(Dataset items)
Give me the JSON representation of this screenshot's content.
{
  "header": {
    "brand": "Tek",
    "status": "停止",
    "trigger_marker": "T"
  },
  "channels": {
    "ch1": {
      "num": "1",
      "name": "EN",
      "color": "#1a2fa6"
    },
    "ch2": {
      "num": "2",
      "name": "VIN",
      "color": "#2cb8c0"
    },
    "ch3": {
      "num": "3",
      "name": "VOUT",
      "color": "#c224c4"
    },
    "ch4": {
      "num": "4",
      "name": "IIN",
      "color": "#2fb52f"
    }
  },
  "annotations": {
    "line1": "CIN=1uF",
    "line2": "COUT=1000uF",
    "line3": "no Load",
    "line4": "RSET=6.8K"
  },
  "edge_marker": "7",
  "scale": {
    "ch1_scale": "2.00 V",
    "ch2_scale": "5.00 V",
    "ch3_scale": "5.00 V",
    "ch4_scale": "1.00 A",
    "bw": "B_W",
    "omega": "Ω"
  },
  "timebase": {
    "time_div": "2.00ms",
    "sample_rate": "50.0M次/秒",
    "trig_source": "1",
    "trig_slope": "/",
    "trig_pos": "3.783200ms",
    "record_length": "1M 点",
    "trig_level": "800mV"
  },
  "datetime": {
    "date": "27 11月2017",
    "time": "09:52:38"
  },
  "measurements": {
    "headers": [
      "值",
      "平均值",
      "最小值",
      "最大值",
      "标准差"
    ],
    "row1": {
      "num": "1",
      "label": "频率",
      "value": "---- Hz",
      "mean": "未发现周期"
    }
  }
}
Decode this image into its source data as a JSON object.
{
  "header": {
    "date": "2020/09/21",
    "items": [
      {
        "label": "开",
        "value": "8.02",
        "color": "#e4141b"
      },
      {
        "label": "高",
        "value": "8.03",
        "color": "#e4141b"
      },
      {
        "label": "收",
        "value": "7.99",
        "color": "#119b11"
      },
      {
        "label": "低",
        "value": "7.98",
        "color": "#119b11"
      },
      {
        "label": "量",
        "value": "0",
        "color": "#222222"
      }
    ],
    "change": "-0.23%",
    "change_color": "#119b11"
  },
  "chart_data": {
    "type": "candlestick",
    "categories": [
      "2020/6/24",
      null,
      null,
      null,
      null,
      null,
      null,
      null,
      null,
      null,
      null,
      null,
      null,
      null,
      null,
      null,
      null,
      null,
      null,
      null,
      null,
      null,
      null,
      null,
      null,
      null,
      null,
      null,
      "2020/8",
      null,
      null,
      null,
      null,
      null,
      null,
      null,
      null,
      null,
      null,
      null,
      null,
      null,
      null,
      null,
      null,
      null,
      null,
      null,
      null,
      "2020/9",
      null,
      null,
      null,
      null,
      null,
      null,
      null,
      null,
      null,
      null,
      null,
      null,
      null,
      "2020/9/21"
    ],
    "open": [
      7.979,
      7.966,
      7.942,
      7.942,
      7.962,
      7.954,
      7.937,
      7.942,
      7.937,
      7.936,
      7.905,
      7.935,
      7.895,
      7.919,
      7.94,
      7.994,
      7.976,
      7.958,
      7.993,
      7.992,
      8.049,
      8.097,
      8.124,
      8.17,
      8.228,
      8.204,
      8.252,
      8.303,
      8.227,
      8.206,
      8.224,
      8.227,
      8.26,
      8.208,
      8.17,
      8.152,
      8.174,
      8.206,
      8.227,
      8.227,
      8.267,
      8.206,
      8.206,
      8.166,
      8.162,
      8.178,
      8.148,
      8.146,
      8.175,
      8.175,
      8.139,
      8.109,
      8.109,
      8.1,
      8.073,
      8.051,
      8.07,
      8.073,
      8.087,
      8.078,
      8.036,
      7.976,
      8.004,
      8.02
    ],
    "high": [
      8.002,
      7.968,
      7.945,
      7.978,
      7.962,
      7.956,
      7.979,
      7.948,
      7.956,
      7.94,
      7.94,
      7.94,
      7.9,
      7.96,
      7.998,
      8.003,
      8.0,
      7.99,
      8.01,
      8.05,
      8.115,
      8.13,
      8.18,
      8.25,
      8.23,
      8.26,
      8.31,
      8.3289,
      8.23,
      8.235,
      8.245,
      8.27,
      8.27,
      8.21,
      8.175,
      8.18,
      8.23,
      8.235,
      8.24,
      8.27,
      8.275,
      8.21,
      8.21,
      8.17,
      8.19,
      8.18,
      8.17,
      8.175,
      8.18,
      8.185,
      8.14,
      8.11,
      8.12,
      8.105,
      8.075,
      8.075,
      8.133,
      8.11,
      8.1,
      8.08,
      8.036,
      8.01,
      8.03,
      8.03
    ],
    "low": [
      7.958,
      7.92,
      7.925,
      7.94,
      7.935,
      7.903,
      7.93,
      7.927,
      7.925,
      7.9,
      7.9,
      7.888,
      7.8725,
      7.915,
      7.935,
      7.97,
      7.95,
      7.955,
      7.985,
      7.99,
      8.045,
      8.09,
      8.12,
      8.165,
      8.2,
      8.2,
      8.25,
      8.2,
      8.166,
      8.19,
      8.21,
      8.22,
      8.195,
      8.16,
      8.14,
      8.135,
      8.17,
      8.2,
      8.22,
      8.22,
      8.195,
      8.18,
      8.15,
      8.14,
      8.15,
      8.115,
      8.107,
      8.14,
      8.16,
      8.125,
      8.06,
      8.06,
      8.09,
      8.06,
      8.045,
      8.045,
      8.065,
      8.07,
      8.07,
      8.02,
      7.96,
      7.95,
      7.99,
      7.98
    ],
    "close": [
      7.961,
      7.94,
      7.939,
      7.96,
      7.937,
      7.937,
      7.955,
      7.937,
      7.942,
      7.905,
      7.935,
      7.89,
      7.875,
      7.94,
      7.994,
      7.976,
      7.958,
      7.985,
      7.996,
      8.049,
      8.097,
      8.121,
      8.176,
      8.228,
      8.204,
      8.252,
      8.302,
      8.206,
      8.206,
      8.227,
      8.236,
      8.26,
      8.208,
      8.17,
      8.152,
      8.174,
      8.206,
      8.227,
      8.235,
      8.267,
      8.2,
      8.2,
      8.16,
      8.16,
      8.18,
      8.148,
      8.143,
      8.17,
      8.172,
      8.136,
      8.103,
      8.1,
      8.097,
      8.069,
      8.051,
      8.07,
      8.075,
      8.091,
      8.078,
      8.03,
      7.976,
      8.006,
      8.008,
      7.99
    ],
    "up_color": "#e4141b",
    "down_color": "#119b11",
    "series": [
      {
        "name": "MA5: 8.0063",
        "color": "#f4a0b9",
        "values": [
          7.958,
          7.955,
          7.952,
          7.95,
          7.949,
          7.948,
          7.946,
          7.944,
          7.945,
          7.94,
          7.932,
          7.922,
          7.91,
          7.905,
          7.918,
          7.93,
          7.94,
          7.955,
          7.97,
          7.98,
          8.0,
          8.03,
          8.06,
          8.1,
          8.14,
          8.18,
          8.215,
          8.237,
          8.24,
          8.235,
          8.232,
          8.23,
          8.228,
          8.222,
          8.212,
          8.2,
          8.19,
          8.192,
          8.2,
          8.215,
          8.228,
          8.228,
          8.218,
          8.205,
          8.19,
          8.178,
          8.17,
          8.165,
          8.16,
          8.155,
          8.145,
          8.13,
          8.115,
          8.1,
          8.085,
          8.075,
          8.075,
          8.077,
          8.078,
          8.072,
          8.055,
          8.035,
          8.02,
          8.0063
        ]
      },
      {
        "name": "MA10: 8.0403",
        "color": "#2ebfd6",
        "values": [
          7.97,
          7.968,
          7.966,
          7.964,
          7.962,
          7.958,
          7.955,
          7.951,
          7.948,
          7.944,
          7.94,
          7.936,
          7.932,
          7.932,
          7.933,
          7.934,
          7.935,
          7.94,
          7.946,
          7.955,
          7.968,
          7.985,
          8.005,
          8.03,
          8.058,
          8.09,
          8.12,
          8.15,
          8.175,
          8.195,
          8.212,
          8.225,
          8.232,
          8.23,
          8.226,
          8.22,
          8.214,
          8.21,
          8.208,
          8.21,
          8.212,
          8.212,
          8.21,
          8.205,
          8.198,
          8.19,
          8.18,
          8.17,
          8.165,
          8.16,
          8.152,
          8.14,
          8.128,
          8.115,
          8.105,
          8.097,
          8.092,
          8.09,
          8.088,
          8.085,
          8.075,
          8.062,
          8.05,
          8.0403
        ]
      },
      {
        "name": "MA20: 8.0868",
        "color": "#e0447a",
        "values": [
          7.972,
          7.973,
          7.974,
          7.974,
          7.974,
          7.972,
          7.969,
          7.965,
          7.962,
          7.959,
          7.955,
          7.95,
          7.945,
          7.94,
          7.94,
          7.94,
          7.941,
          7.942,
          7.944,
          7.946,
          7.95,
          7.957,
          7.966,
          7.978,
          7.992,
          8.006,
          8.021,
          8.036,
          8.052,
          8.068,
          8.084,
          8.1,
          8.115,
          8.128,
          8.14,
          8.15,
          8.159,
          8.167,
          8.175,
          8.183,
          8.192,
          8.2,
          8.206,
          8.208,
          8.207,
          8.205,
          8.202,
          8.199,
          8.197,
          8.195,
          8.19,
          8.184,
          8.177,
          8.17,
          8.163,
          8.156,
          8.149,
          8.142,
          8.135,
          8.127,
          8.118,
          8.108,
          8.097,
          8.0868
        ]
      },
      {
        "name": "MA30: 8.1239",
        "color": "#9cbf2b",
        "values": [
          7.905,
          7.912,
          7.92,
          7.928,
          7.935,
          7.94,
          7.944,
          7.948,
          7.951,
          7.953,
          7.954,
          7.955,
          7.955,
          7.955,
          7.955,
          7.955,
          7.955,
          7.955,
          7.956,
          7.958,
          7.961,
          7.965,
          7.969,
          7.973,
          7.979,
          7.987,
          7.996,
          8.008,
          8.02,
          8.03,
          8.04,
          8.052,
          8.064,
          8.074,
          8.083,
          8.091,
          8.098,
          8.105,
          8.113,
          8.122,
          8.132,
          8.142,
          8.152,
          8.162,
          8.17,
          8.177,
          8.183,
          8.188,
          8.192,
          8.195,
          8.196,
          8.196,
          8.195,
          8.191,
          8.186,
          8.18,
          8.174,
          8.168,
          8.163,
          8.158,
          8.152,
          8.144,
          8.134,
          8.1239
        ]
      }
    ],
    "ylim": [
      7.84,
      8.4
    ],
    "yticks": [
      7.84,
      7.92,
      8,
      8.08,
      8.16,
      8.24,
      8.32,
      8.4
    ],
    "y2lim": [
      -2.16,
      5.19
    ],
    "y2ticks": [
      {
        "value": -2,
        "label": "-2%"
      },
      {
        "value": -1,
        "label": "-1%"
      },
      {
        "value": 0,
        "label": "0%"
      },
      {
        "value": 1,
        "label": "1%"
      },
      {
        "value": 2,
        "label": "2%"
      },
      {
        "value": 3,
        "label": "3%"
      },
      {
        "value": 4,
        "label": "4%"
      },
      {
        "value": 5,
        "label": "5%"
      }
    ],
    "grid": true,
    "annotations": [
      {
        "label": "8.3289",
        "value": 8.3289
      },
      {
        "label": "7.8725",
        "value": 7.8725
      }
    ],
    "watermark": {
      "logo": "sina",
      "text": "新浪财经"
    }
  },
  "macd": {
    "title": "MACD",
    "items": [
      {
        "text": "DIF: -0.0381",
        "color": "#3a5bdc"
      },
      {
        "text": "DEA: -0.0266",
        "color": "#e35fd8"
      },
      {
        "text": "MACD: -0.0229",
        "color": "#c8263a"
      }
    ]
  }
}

■ Your objective
Pull out each line holding the string "text".

■ Correct response
      "text": "新浪财经"
        "text": "DIF: -0.0381",
        "text": "DEA: -0.0266",
        "text": "MACD: -0.0229",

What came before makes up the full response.